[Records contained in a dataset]
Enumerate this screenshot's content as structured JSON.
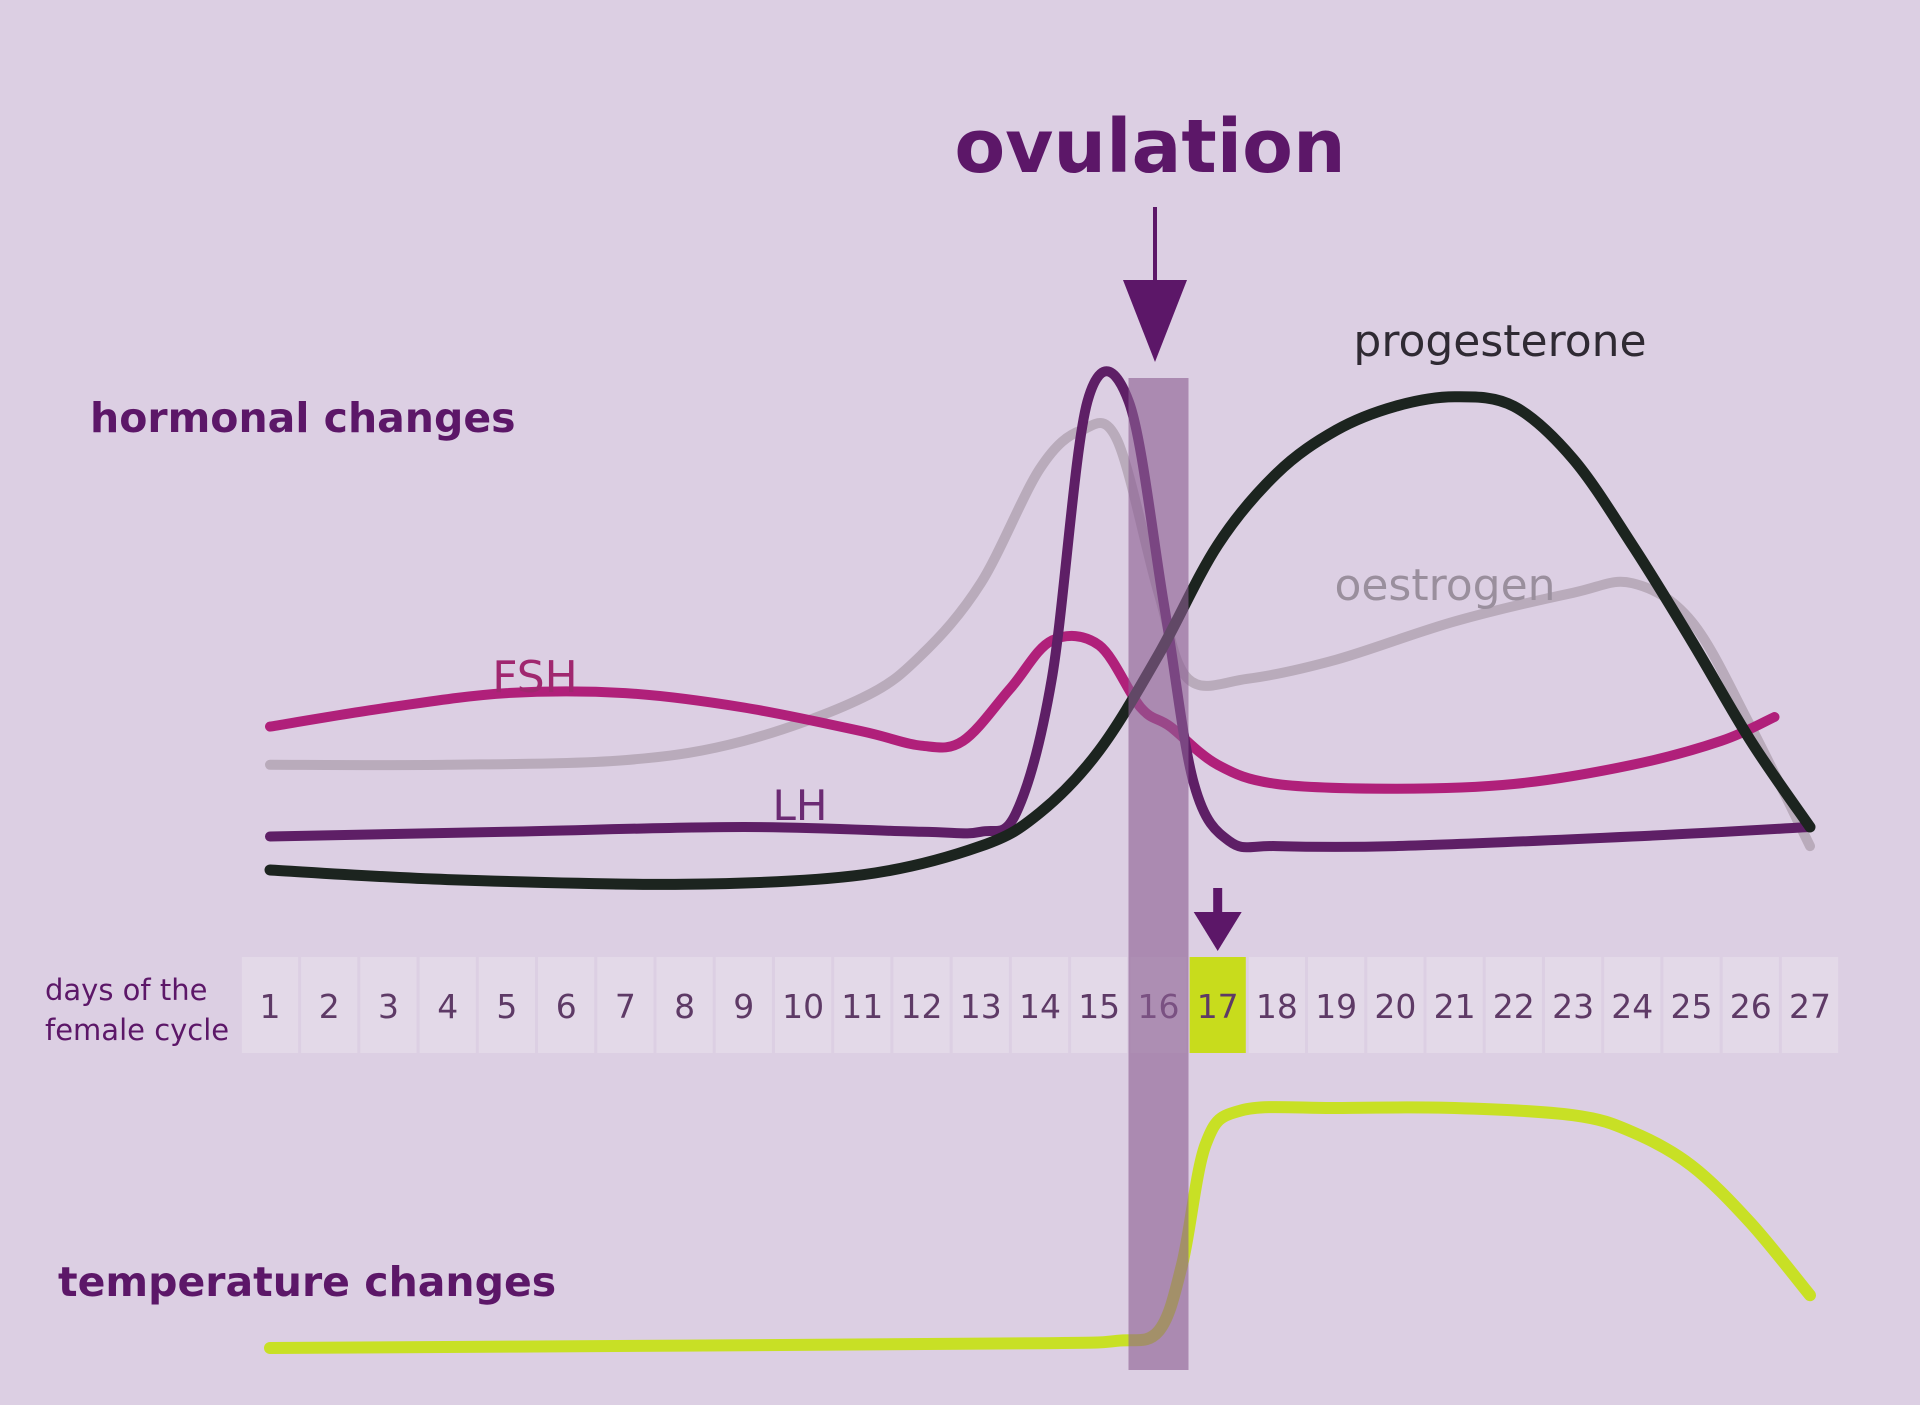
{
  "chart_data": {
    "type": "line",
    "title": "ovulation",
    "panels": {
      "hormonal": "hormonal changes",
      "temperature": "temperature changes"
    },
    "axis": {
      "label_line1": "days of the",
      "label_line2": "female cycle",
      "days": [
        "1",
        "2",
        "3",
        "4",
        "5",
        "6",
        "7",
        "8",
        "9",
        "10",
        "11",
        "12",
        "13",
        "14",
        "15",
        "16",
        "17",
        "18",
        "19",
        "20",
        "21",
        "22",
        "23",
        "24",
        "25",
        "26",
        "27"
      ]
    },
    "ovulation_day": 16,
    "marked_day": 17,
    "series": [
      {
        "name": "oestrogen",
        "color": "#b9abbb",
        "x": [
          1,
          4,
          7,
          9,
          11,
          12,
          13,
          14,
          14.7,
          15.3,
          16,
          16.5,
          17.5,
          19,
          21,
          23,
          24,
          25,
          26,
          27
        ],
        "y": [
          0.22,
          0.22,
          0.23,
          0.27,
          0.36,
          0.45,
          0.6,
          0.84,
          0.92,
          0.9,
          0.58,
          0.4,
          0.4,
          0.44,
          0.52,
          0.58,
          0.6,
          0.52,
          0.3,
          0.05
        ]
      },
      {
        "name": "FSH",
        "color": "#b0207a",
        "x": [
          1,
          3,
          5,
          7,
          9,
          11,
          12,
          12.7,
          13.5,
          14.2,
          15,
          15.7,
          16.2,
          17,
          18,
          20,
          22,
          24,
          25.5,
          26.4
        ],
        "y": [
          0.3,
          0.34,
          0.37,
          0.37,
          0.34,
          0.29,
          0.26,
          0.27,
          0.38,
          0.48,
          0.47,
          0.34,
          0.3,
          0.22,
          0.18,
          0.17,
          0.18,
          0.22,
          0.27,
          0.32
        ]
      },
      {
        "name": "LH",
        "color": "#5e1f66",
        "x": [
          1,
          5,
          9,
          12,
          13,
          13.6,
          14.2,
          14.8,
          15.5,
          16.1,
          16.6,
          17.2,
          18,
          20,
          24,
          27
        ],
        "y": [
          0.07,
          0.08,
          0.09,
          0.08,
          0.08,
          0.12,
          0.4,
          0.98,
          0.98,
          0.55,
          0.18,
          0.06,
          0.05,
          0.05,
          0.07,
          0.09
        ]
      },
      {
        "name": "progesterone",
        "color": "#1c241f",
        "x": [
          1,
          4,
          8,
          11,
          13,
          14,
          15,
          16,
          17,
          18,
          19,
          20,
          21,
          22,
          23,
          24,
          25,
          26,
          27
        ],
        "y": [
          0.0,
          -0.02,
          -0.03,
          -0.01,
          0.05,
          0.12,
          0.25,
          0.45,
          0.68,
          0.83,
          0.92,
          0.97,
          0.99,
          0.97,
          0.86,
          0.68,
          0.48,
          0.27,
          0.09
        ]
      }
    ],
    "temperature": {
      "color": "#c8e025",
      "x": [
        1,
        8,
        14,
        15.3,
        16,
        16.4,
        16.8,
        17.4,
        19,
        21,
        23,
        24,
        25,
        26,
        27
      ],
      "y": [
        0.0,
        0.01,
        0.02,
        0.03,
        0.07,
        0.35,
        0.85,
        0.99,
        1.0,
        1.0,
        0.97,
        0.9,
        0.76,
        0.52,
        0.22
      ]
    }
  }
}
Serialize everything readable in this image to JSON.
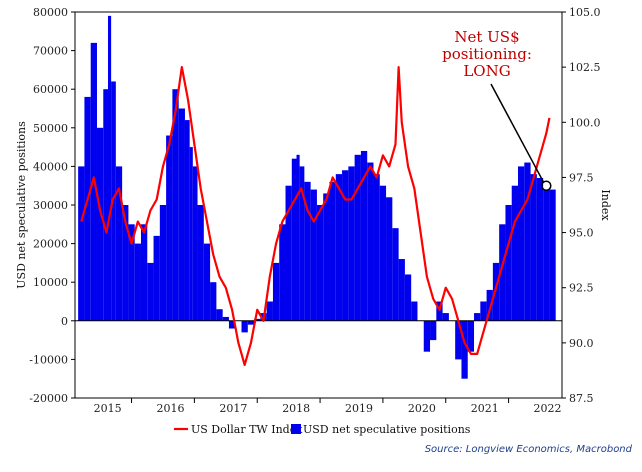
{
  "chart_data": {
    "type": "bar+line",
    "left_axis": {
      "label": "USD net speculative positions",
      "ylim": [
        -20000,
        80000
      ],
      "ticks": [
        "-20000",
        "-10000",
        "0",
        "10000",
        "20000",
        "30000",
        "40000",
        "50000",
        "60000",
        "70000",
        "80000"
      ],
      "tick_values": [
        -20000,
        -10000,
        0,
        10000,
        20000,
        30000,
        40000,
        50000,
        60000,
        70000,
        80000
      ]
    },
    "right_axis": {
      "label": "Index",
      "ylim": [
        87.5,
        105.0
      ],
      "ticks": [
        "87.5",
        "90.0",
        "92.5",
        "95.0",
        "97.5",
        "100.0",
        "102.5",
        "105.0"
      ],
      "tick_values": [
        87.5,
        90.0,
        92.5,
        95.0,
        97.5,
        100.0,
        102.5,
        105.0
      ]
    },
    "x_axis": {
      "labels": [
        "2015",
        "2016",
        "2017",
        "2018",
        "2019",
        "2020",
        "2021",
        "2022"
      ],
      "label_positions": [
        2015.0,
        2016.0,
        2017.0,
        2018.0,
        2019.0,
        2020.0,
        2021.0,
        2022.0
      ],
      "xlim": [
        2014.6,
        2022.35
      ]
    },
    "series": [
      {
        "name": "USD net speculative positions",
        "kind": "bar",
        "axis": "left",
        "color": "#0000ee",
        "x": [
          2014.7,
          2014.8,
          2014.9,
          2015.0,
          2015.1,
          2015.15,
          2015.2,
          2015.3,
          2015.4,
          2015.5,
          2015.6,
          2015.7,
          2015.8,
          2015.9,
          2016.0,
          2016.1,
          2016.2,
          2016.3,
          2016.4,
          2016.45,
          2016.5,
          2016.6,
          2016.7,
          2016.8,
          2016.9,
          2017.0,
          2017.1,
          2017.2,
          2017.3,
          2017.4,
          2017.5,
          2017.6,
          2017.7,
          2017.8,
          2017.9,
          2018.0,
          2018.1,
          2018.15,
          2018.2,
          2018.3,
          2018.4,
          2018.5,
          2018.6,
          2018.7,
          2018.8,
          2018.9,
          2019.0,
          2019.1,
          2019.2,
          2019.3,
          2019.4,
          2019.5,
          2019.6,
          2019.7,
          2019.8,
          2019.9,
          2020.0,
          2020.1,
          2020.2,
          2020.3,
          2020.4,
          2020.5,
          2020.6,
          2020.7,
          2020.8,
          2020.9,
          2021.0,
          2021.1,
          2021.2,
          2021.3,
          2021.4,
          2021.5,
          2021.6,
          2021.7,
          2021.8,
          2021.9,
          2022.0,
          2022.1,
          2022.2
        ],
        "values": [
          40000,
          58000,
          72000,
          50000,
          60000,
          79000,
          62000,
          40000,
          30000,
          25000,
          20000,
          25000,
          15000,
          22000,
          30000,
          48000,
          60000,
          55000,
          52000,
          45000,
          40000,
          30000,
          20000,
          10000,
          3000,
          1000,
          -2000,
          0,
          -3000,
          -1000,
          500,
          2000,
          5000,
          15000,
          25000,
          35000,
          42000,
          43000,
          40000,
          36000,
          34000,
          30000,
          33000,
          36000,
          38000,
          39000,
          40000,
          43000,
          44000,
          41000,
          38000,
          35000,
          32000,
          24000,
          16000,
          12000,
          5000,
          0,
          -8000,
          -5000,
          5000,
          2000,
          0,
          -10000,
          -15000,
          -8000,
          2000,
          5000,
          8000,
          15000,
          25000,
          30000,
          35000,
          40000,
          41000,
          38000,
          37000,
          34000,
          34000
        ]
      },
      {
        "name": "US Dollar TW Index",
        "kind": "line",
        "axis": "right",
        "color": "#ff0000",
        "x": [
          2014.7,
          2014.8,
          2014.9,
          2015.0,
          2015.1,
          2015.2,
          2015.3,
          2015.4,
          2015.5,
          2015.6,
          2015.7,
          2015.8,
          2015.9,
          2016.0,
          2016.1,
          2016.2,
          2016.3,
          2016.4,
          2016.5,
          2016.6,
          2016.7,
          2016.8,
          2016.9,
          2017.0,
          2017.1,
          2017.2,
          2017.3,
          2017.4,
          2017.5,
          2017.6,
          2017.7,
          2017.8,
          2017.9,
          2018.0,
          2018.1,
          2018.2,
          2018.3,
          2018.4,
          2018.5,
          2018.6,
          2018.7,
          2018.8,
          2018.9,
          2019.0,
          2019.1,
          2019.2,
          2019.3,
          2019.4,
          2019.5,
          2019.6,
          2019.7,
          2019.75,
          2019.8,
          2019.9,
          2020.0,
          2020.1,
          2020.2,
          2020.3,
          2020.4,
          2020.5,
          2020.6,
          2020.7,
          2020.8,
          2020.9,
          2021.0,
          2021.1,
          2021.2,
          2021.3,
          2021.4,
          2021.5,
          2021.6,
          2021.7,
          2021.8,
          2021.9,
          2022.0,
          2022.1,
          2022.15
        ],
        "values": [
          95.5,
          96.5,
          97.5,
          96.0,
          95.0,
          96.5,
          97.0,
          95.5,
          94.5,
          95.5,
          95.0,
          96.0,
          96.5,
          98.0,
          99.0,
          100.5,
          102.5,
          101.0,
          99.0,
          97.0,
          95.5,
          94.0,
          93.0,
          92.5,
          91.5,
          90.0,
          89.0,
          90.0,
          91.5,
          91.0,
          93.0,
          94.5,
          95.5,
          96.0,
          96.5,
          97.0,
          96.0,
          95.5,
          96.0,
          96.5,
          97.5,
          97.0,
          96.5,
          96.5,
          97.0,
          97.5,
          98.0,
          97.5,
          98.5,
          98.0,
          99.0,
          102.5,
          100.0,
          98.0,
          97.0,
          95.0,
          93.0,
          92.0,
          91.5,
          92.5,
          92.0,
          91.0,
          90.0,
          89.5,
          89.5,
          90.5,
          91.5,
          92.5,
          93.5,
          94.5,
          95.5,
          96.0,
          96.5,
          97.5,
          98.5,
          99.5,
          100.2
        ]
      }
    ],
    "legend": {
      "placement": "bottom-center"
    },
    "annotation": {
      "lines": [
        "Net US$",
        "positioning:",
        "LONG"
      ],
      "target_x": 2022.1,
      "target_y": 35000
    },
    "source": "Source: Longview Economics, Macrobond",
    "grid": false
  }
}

-- PROBLEM REQUIREMENTS --
Copy every line that includes the string "JSON" from the material above.

-- THE RESULT --
Enumerate this screenshot's content as structured JSON.
Serialize everything readable in this image to JSON.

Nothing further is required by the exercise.